• _Problem to solve_:
Every record that follows must be duplicated exactly, with images left out.

• _The records_:

- - - - - - -

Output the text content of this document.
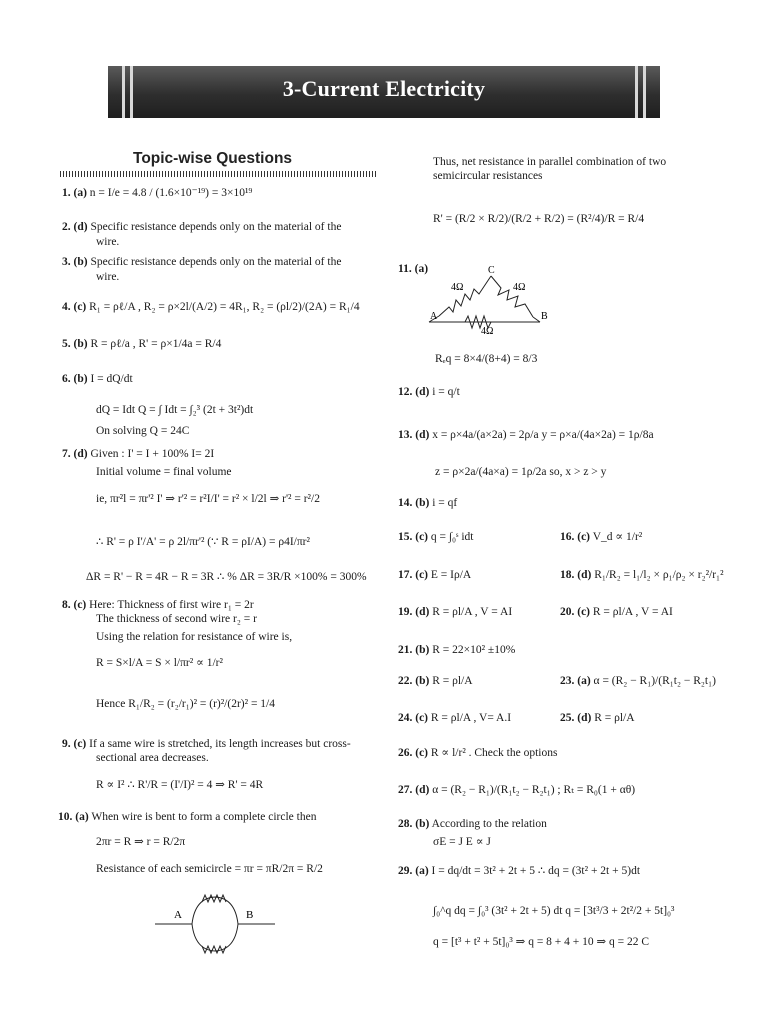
3-Current Electricity
Topic-wise Questions
1. (a) n = I/e = 4.8 / (1.6×10⁻¹⁹) = 3×10¹⁹
2. (d) Specific resistance depends only on the material of the
wire.
3. (b) Specific resistance depends only on the material of the
wire.
4. (c) R₁ = ρℓ/A , R₂ = ρ×2l/(A/2) = 4R₁, R₂ = (ρl/2)/(2A) = R₁/4
5. (b) R = ρℓ/a , R' = ρ×1/4a = R/4
6. (b) I = dQ/dt
dQ = Idt Q = ∫ Idt = ∫₂³ (2t + 3t²)dt
On solving Q = 24C
7. (d) Given : I' = I + 100% I= 2I
Initial volume = final volume
ie, πr²l = πr'² I' ⇒ r'² = r²I/I' = r² × l/2l ⇒ r'² = r²/2
∴ R' = ρ I'/A' = ρ 2l/πr'² (∵ R = ρI/A) = ρ4I/πr²
ΔR = R' − R = 4R − R = 3R ∴ % ΔR = 3R/R ×100% = 300%
8. (c) Here: Thickness of first wire r₁ = 2r
The thickness of second wire r₂ = r
Using the relation for resistance of wire is,
R = S×l/A = S × l/πr² ∝ 1/r²
Hence R₁/R₂ = (r₂/r₁)² = (r)²/(2r)² = 1/4
9. (c) If a same wire is stretched, its length increases but cross-
sectional area decreases.
R ∝ I² ∴ R'/R = (I'/I)² = 4 ⇒ R' = 4R
10. (a) When wire is bent to form a complete circle then
2πr = R ⇒ r = R/2π
Resistance of each semicircle = πr = πR/2π = R/2
A	B
Thus, net resistance in parallel combination of two
semicircular resistances
R' = (R/2 × R/2)/(R/2 + R/2) = (R²/4)/R = R/4
11. (a)	C
A	B
4Ω	4Ω
4Ω
Rₑq = 8×4/(8+4) = 8/3
12. (d) i = q/t
13. (d) x = ρ×4a/(a×2a) = 2ρ/a y = ρ×a/(4a×2a) = 1ρ/8a
z = ρ×2a/(4a×a) = 1ρ/2a so, x > z > y
14. (b) i = qf
15. (c) q = ∫₀ˢ idt	16. (c) V_d ∝ 1/r²
17. (c) E = Iρ/A	18. (d) R₁/R₂ = l₁/l₂ × ρ₁/ρ₂ × r₂²/r₁²
19. (d) R = ρl/A , V = AI	20. (c) R = ρl/A , V = AI
21. (b) R = 22×10² ±10%
22. (b) R = ρl/A	23. (a) α = (R₂ − R₁)/(R₁t₂ − R₂t₁)
24. (c) R = ρl/A , V= A.I	25. (d) R = ρl/A
26. (c) R ∝ l/r² . Check the options
27. (d) α = (R₂ − R₁)/(R₁t₂ − R₂t₁) ; Rₜ = R₀(1 + αθ)
28. (b) According to the relation
σE = J E ∝ J
29. (a) I = dq/dt = 3t² + 2t + 5 ∴ dq = (3t² + 2t + 5)dt
∫₀^q dq = ∫₀³ (3t² + 2t + 5) dt q = [3t³/3 + 2t²/2 + 5t]₀³
q = [t³ + t² + 5t]₀³ ⇒ q = 8 + 4 + 10 ⇒ q = 22 C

- - - - - - -

• _Solution to this problem_:
Output the text content of this document.
3-Current Electricity
Topic-wise Questions
1. (a) n = I/e = 4.8 / (1.6×10⁻¹⁹) = 3×10¹⁹
2. (d) Specific resistance depends only on the material of the
wire.
3. (b) Specific resistance depends only on the material of the
wire.
4. (c) R₁ = ρℓ/A , R₂ = ρ×2l/(A/2) = 4R₁, R₂ = (ρl/2)/(2A) = R₁/4
5. (b) R = ρℓ/a , R' = ρ×1/4a = R/4
6. (b) I = dQ/dt
dQ = Idt Q = ∫ Idt = ∫₂³ (2t + 3t²)dt
On solving Q = 24C
7. (d) Given : I' = I + 100% I= 2I
Initial volume = final volume
ie, πr²l = πr'² I' ⇒ r'² = r²I/I' = r² × l/2l ⇒ r'² = r²/2
∴ R' = ρ I'/A' = ρ 2l/πr'² (∵ R = ρI/A) = ρ4I/πr²
ΔR = R' − R = 4R − R = 3R ∴ % ΔR = 3R/R ×100% = 300%
8. (c) Here: Thickness of first wire r₁ = 2r
The thickness of second wire r₂ = r
Using the relation for resistance of wire is,
R = S×l/A = S × l/πr² ∝ 1/r²
Hence R₁/R₂ = (r₂/r₁)² = (r)²/(2r)² = 1/4
9. (c) If a same wire is stretched, its length increases but cross-
sectional area decreases.
R ∝ I² ∴ R'/R = (I'/I)² = 4 ⇒ R' = 4R
10. (a) When wire is bent to form a complete circle then
2πr = R ⇒ r = R/2π
Resistance of each semicircle = πr = πR/2π = R/2
A	B
Thus, net resistance in parallel combination of two
semicircular resistances
R' = (R/2 × R/2)/(R/2 + R/2) = (R²/4)/R = R/4
11. (a)	C
A	B
4Ω	4Ω
4Ω
Rₑq = 8×4/(8+4) = 8/3
12. (d) i = q/t
13. (d) x = ρ×4a/(a×2a) = 2ρ/a y = ρ×a/(4a×2a) = 1ρ/8a
z = ρ×2a/(4a×a) = 1ρ/2a so, x > z > y
14. (b) i = qf
15. (c) q = ∫₀ˢ idt	16. (c) V_d ∝ 1/r²
17. (c) E = Iρ/A	18. (d) R₁/R₂ = l₁/l₂ × ρ₁/ρ₂ × r₂²/r₁²
19. (d) R = ρl/A , V = AI	20. (c) R = ρl/A , V = AI
21. (b) R = 22×10² ±10%
22. (b) R = ρl/A	23. (a) α = (R₂ − R₁)/(R₁t₂ − R₂t₁)
24. (c) R = ρl/A , V= A.I	25. (d) R = ρl/A
26. (c) R ∝ l/r² . Check the options
27. (d) α = (R₂ − R₁)/(R₁t₂ − R₂t₁) ; Rₜ = R₀(1 + αθ)
28. (b) According to the relation
σE = J E ∝ J
29. (a) I = dq/dt = 3t² + 2t + 5 ∴ dq = (3t² + 2t + 5)dt
∫₀^q dq = ∫₀³ (3t² + 2t + 5) dt q = [3t³/3 + 2t²/2 + 5t]₀³
q = [t³ + t² + 5t]₀³ ⇒ q = 8 + 4 + 10 ⇒ q = 22 C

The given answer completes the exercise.